> [TASK DESCRIPTION]:
Output solely the number of lines containing the string "this".

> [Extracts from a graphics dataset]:

--- BEGIN ---

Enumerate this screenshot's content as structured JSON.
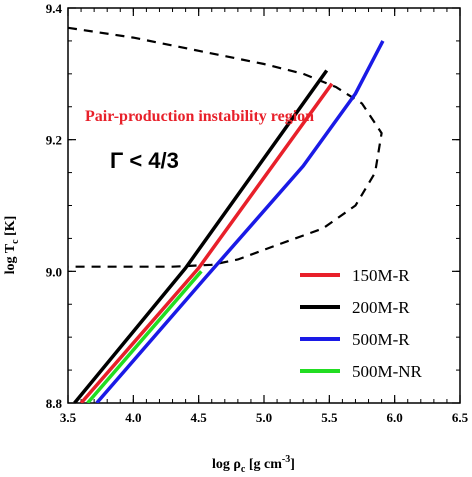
{
  "chart_data": {
    "type": "line",
    "xlabel_main": "log ρ",
    "xlabel_sub": "c",
    "xlabel_unit": " [g cm",
    "xlabel_sup": "-3",
    "xlabel_close": "]",
    "ylabel_main": "log T",
    "ylabel_sub": "c",
    "ylabel_unit": " [K]",
    "xlim": [
      3.5,
      6.5
    ],
    "ylim": [
      8.8,
      9.4
    ],
    "xticks": [
      "3.5",
      "4.0",
      "4.5",
      "5.0",
      "5.5",
      "6.0",
      "6.5"
    ],
    "yticks": [
      "8.8",
      "9.0",
      "9.2",
      "9.4"
    ],
    "annotations": {
      "region_label": "Pair-production instability region",
      "gamma_label": "Γ < 4/3"
    },
    "colors": {
      "150M-R": "#e8202a",
      "200M-R": "#000000",
      "500M-R": "#1a1ae6",
      "500M-NR": "#22dd22",
      "boundary": "#000000"
    },
    "series": [
      {
        "name": "150M-R",
        "color": "#e8202a",
        "x": [
          3.6,
          4.5,
          5.52
        ],
        "y": [
          8.8,
          9.005,
          9.285
        ]
      },
      {
        "name": "200M-R",
        "color": "#000000",
        "x": [
          3.55,
          4.4,
          5.48
        ],
        "y": [
          8.8,
          9.005,
          9.305
        ]
      },
      {
        "name": "500M-R",
        "color": "#1a1ae6",
        "x": [
          3.72,
          4.55,
          5.3,
          5.7,
          5.91
        ],
        "y": [
          8.8,
          8.99,
          9.16,
          9.27,
          9.35
        ]
      },
      {
        "name": "500M-NR",
        "color": "#22dd22",
        "x": [
          3.65,
          4.52
        ],
        "y": [
          8.8,
          9.0
        ]
      }
    ],
    "boundary": {
      "name": "",
      "style": "dashed",
      "x": [
        3.5,
        4.0,
        4.5,
        5.0,
        5.3,
        5.55,
        5.75,
        5.9,
        5.85,
        5.7,
        5.45,
        5.1,
        4.8,
        4.6,
        4.3,
        3.8,
        3.5
      ],
      "y": [
        9.37,
        9.355,
        9.335,
        9.315,
        9.3,
        9.28,
        9.255,
        9.21,
        9.15,
        9.1,
        9.065,
        9.04,
        9.018,
        9.01,
        9.007,
        9.007,
        9.007
      ]
    }
  }
}
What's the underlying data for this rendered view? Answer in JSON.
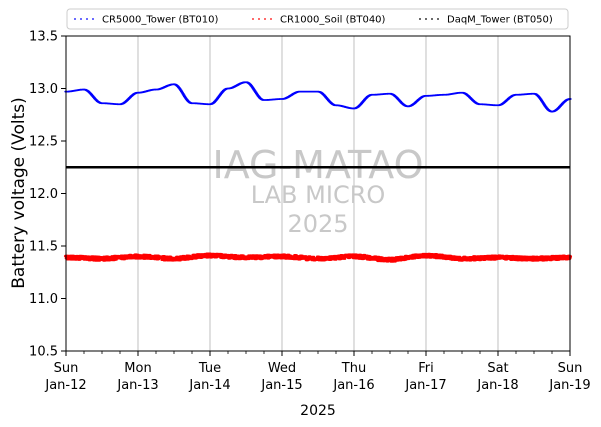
{
  "chart_data": {
    "type": "line",
    "xlabel": "2025",
    "ylabel": "Battery voltage (Volts)",
    "ylim": [
      10.5,
      13.5
    ],
    "yticks": [
      "10.5",
      "11.0",
      "11.5",
      "12.0",
      "12.5",
      "13.0",
      "13.5"
    ],
    "xlim": [
      "2025-01-12",
      "2025-01-19"
    ],
    "xticks": [
      {
        "day": "Sun",
        "date": "Jan-12"
      },
      {
        "day": "Mon",
        "date": "Jan-13"
      },
      {
        "day": "Tue",
        "date": "Jan-14"
      },
      {
        "day": "Wed",
        "date": "Jan-15"
      },
      {
        "day": "Thu",
        "date": "Jan-16"
      },
      {
        "day": "Fri",
        "date": "Jan-17"
      },
      {
        "day": "Sat",
        "date": "Jan-18"
      },
      {
        "day": "Sun",
        "date": "Jan-19"
      }
    ],
    "grid": "vertical at major ticks",
    "legend_position": "top, above plot",
    "watermark": [
      "IAG-MATAO",
      "LAB MICRO",
      "2025"
    ],
    "series": [
      {
        "name": "CR5000_Tower (BT010)",
        "color": "#0000ff",
        "style": "dotted",
        "x": [
          "2025-01-12 00:00",
          "2025-01-12 06:00",
          "2025-01-12 12:00",
          "2025-01-12 18:00",
          "2025-01-13 00:00",
          "2025-01-13 06:00",
          "2025-01-13 12:00",
          "2025-01-13 18:00",
          "2025-01-14 00:00",
          "2025-01-14 06:00",
          "2025-01-14 12:00",
          "2025-01-14 18:00",
          "2025-01-15 00:00",
          "2025-01-15 06:00",
          "2025-01-15 12:00",
          "2025-01-15 18:00",
          "2025-01-16 00:00",
          "2025-01-16 06:00",
          "2025-01-16 12:00",
          "2025-01-16 18:00",
          "2025-01-17 00:00",
          "2025-01-17 06:00",
          "2025-01-17 12:00",
          "2025-01-17 18:00",
          "2025-01-18 00:00",
          "2025-01-18 06:00",
          "2025-01-18 12:00",
          "2025-01-18 18:00",
          "2025-01-19 00:00"
        ],
        "y": [
          12.97,
          12.99,
          12.86,
          12.85,
          12.96,
          12.99,
          13.04,
          12.86,
          12.85,
          13.0,
          13.06,
          12.89,
          12.9,
          12.97,
          12.97,
          12.84,
          12.81,
          12.94,
          12.95,
          12.83,
          12.93,
          12.94,
          12.96,
          12.85,
          12.84,
          12.94,
          12.95,
          12.78,
          12.9
        ]
      },
      {
        "name": "CR1000_Soil (BT040)",
        "color": "#ff0000",
        "style": "dotted",
        "x": [
          "2025-01-12 00:00",
          "2025-01-12 12:00",
          "2025-01-13 00:00",
          "2025-01-13 12:00",
          "2025-01-14 00:00",
          "2025-01-14 12:00",
          "2025-01-15 00:00",
          "2025-01-15 12:00",
          "2025-01-16 00:00",
          "2025-01-16 12:00",
          "2025-01-17 00:00",
          "2025-01-17 12:00",
          "2025-01-18 00:00",
          "2025-01-18 12:00",
          "2025-01-19 00:00"
        ],
        "y": [
          11.39,
          11.38,
          11.4,
          11.38,
          11.41,
          11.39,
          11.4,
          11.38,
          11.4,
          11.37,
          11.41,
          11.38,
          11.39,
          11.38,
          11.39
        ]
      },
      {
        "name": "DaqM_Tower (BT050)",
        "color": "#000000",
        "style": "dotted",
        "x": [
          "2025-01-12 00:00",
          "2025-01-19 00:00"
        ],
        "y": [
          12.25,
          12.25
        ]
      }
    ]
  }
}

--- END ---

> [TASK OUTPUT]:
2